● **Your objective**
How many lines in the data contain the string "Modele"? Reply with the number alone.

● **Data provided**
****************

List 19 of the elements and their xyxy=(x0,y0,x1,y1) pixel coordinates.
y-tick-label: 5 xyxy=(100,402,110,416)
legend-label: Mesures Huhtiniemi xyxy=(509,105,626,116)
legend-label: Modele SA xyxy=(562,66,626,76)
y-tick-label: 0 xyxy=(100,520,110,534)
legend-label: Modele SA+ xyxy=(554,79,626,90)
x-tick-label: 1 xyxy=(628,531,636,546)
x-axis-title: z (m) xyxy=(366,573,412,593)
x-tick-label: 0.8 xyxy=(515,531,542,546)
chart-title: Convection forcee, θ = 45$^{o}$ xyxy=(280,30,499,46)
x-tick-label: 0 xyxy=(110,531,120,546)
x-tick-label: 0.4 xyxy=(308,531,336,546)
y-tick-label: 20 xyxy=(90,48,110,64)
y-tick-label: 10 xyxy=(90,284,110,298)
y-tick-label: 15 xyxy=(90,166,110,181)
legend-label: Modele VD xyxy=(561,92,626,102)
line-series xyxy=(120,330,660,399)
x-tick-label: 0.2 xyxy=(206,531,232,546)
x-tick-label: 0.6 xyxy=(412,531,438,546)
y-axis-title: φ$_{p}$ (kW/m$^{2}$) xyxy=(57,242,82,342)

****************

● **Answer for the task**
3